Stated goal: Which lines in the records below contain the word "findes"? Copy each one out.

======== The data ========

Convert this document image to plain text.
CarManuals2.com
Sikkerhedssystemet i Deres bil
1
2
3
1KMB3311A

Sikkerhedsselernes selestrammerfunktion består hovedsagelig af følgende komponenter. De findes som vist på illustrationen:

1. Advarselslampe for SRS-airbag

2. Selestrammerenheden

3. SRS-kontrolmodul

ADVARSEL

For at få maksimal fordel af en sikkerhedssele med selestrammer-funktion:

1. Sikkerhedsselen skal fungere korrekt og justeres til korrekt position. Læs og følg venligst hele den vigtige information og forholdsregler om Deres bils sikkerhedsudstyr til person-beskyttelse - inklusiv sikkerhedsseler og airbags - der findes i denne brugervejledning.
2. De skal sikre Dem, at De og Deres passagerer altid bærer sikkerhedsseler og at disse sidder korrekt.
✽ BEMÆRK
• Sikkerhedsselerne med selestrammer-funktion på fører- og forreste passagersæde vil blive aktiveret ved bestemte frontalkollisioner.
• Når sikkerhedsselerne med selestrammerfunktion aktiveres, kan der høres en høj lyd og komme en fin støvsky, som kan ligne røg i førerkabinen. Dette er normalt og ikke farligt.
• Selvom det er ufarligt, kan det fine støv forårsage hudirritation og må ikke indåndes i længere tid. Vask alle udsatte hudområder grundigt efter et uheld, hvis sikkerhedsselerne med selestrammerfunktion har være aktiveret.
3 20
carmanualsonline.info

========

Result for this exercise:
Sikkerhedsselernes selestrammerfunktion består hovedsagelig af følgende komponenter. De findes som vist på illustrationen:
1. Sikkerhedsselen skal fungere korrekt og justeres til korrekt position. Læs og følg venligst hele den vigtige information og forholdsregler om Deres bils sikkerhedsudstyr til person-beskyttelse - inklusiv sikkerhedsseler og airbags - der findes i denne brugervejledning.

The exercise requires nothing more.